Explore the material:
1. In the antimicrobial resistance project summary, what funding source is listed?
2. Repeat the antimicrobial resistance project summary from "Fighting For The" to "and animal health.", switching "decades" to "generations".
3. Resume the antimicrobial resistance project summary from where it stops.

Reading text:
-- -- --

Fighting For The Future: Mitigating Antimicrobial Resistance Through Better Stewardship
TEXAS A&M UNIVERSITY
PROBLEM
Antibiotic resistance threatens to reverse decades of advances in human and animal health.
SOLUTION
Build a voluntary framework through broad stakeholder engagement to identify, evaluate, and implement effective interventions for preventing antibiotic resistance.
FUNDING
USDA NIFA AFRI
RESEARCHERS
H. Morgan Scott, PhD,Texas A&M University
Mayukh Dass, PhD, Texas Tech University
Yrjö Gröhn, PhD, Cornell University
Ellen Jordan, PhD, Texas A&M AgriLife
Guy Loneragan, PhD, Texas Tech University
Wm. Alex McIntosh, PhD, Texas A&M University
Gerald Midgley, PhD, University of Hull, UK
Jason Sawyer, PhD, Texas A&M AgriLife
Robert Hagevoort, PhD, New Mexico State University
Antibiotics have been prescribed for people and animals at rates that have encouraged bacteria to expand resistance. If this trend continues, life-saving antibiotics may be ineffective in the future.

-- -- --

Listed entries:
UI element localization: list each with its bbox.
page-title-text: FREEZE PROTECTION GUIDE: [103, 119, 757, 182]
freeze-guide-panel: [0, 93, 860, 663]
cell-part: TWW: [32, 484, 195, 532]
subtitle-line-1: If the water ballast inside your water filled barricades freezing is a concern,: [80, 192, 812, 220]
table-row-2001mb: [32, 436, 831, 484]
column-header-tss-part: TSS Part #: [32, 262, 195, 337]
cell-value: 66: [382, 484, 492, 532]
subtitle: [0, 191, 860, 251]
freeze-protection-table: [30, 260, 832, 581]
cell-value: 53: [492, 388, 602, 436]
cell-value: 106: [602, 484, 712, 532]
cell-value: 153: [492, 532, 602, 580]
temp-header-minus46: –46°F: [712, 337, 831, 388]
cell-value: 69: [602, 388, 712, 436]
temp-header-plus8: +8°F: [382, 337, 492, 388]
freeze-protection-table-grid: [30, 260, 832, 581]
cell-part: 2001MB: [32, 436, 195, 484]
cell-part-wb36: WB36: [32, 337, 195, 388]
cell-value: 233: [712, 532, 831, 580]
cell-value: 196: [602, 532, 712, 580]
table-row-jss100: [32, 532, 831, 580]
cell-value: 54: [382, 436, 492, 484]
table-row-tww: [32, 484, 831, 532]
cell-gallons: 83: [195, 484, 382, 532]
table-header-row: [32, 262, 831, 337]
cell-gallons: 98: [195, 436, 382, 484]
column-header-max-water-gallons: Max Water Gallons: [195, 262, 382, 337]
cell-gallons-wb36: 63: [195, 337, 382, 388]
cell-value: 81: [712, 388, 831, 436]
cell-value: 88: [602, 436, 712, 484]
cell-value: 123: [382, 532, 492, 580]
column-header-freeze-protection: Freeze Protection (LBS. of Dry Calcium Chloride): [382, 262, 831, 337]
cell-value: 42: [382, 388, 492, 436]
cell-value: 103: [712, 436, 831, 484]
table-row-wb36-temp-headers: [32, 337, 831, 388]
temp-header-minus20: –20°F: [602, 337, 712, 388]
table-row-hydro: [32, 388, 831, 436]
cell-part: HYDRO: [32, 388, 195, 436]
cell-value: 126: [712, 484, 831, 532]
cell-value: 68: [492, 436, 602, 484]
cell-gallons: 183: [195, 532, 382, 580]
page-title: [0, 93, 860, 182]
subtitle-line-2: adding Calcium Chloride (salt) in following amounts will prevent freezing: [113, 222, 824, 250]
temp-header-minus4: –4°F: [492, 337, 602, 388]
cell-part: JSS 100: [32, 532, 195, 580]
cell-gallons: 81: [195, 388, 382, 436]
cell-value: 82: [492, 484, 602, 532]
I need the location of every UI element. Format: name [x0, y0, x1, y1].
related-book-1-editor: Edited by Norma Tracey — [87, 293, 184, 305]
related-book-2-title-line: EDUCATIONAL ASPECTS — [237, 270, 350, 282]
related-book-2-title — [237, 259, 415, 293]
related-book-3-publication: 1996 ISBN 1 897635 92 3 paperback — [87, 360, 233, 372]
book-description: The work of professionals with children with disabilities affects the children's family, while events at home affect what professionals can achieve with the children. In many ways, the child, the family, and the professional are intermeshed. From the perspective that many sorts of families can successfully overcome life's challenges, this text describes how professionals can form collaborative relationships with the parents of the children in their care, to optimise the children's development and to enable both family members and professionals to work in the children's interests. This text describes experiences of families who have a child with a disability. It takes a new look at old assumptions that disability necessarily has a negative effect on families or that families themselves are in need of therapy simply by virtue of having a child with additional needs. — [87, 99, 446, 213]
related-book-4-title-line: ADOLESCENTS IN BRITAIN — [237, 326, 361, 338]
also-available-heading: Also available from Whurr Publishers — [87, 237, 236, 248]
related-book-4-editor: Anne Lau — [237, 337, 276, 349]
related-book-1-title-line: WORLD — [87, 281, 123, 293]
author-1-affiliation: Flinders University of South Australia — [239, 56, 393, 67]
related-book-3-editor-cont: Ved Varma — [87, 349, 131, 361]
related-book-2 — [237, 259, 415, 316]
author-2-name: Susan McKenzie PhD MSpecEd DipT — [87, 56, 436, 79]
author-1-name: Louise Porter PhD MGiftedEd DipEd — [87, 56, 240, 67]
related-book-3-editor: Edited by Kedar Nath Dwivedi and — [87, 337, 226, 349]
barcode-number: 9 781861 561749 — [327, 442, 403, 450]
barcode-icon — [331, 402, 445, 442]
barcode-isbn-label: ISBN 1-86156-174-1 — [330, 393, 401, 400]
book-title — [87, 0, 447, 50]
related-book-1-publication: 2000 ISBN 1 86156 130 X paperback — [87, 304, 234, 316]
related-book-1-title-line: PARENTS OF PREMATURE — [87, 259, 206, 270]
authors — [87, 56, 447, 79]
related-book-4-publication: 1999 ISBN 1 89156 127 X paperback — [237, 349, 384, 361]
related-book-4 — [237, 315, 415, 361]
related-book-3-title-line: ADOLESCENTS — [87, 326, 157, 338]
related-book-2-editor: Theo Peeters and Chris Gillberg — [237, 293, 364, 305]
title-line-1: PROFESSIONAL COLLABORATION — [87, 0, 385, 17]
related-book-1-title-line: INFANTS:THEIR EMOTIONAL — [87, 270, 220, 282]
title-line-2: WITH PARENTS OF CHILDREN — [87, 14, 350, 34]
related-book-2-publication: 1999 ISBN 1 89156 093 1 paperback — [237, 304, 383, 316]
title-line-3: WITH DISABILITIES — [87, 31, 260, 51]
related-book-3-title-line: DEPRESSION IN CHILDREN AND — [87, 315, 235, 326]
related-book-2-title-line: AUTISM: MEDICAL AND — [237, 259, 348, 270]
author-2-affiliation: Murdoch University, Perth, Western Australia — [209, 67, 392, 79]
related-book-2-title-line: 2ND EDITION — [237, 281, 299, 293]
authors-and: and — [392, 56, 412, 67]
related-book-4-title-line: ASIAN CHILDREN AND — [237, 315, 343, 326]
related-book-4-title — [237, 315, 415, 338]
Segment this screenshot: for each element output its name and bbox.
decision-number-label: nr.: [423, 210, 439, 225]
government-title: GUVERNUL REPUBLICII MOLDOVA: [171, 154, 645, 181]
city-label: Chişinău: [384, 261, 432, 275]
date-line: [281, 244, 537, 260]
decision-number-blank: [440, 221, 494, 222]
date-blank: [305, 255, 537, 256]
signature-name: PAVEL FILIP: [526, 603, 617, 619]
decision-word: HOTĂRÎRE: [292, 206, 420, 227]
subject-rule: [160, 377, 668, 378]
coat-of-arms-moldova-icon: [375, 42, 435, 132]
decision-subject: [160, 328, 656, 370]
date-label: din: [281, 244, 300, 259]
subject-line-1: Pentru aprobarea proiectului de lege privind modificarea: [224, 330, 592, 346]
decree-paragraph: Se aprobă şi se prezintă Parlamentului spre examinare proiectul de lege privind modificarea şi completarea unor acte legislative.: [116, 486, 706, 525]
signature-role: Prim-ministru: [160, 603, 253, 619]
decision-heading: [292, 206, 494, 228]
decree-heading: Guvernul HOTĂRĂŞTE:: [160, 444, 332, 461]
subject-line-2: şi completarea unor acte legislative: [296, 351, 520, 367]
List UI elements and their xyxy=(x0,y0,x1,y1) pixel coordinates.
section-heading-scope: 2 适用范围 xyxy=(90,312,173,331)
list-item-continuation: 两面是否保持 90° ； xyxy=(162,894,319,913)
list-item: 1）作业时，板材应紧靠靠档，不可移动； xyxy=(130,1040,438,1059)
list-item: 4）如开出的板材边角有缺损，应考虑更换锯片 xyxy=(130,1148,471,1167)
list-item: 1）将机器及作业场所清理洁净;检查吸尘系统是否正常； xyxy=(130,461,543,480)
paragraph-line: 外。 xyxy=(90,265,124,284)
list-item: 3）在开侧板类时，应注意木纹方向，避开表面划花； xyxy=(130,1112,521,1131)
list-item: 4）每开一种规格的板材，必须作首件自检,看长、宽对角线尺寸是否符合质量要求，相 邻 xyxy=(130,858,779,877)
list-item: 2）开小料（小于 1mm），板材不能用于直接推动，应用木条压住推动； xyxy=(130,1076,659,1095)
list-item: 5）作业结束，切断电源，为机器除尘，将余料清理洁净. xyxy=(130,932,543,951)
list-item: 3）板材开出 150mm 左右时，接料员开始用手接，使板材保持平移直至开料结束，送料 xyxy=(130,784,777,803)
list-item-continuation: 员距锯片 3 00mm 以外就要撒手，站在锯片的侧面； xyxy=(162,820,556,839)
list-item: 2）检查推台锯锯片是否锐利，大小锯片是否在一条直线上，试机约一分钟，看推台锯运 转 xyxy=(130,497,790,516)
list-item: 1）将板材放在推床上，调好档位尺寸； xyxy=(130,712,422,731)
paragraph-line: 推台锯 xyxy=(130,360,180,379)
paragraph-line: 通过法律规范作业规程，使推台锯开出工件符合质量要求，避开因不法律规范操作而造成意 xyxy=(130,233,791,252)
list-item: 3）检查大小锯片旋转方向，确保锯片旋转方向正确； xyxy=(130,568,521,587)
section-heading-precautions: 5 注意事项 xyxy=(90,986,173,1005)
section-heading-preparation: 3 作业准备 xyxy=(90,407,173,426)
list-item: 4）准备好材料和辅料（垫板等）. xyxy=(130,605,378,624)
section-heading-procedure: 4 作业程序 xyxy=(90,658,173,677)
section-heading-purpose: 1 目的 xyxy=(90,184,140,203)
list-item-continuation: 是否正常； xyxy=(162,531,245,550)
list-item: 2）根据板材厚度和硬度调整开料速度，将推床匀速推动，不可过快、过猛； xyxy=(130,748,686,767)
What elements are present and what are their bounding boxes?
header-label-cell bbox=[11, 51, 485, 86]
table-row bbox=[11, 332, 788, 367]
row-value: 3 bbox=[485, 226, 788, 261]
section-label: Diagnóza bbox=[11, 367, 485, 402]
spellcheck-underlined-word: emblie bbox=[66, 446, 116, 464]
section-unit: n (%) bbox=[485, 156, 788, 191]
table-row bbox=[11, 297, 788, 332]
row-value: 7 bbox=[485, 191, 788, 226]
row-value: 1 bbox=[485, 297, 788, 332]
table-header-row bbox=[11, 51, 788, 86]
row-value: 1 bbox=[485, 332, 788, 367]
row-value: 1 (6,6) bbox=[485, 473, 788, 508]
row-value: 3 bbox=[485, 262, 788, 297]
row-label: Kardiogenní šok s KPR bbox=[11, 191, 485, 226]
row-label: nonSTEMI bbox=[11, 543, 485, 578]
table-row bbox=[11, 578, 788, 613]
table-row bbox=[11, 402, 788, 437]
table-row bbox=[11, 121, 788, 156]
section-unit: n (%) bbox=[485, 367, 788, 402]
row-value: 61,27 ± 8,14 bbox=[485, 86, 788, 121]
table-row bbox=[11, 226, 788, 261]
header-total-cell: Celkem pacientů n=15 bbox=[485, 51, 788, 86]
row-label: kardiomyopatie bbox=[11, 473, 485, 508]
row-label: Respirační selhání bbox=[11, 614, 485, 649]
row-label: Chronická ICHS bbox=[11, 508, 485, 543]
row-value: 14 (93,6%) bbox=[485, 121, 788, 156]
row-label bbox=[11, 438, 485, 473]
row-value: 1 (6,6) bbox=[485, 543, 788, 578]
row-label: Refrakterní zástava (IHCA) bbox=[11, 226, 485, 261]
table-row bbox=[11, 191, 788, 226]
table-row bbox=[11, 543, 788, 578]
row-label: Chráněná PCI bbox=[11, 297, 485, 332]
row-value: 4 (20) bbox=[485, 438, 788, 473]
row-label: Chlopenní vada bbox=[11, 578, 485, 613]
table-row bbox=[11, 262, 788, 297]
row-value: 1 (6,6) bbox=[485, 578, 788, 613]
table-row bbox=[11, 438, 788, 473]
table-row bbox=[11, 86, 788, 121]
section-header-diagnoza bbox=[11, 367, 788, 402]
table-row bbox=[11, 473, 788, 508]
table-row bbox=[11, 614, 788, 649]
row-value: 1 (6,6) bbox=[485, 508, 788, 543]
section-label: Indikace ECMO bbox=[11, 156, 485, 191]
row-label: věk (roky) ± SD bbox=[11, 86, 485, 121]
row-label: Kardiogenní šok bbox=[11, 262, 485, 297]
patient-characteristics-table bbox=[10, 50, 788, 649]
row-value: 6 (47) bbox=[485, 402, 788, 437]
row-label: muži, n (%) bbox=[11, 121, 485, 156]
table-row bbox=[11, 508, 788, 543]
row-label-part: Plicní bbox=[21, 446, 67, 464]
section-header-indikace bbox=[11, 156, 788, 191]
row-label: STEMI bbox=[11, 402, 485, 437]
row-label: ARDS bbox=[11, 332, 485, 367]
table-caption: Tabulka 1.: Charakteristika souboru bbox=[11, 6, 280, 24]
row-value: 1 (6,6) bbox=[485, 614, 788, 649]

-- -- --

Replies:
1. USDA NIFA AFRI

2.
Fighting For The Future: Mitigating Antimicrobial Resistance Through Better Stewardship
TEXAS A&M UNIVERSITY
PROBLEM
Antibiotic resistance threatens to reverse generations of advances in human and animal health.

3.
Dr. Scott and his team are combating this threat by developing and sharing a voluntary framework for antimicrobial stewardship for animals. Their efforts focus on beef and dairy cattle production systems. The framework includes core values and ethics, basic scientific principles, best management practices, tools, and protocols to improve voluntary compliance, optimize animal health, and minimize risks to people.
This consultative process engages industry partners and other key stakeholders early in the process. Based on field research with cattle, they emphasize voluntary stewardship and adoptable actions to mitigate resistance that surpass product label requirements.
This science-based framework must be able to adapt to change, particularly as new and emerging resistance genes develop. Animal trials are underway. Ultimately, Dr. Scott and his team are aiming to provide empirical data about the science of antimicrobial resistance to guide the best practices for antibiotic use. They are working to preserve populations of bacteria that can continue to be treated by antibiotics.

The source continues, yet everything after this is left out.